• **Given task**: Which lines hold the word "根据材料一"? Copy each one.

• **Information provided**:
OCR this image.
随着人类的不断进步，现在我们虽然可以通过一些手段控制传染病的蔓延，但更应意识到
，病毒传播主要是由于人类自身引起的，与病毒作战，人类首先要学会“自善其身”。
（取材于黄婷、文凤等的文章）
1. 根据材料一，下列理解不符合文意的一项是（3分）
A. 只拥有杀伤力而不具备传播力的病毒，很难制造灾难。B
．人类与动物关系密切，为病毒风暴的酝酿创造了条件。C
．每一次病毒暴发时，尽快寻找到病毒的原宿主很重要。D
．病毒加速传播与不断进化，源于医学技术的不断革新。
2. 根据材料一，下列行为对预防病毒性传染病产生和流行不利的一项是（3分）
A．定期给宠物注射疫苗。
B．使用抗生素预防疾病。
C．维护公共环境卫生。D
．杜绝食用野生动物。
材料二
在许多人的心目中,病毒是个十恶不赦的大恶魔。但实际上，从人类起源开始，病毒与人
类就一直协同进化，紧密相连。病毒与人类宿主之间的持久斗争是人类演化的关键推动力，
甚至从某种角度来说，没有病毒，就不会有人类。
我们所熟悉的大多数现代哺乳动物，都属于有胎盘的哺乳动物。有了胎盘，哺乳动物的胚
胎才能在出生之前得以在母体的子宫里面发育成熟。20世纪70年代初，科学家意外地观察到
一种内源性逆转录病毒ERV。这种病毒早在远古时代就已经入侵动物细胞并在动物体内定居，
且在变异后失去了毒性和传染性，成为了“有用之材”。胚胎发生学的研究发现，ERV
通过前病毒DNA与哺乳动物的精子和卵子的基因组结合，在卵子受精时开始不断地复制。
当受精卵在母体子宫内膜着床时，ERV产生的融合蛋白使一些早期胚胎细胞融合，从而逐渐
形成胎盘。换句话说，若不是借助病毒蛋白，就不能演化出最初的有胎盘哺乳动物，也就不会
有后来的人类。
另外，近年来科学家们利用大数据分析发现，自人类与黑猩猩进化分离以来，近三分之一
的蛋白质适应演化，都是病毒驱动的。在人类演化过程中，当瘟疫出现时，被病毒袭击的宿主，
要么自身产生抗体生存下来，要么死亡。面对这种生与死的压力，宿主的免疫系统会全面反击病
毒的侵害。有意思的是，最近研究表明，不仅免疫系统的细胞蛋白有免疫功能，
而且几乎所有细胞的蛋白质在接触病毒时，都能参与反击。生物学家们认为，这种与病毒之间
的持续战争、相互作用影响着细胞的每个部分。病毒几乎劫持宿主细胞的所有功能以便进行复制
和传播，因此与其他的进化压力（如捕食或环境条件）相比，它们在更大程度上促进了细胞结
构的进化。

• **Finished exercise**:
1. 根据材料一，下列理解不符合文意的一项是（3分）
2. 根据材料一，下列行为对预防病毒性传染病产生和流行不利的一项是（3分）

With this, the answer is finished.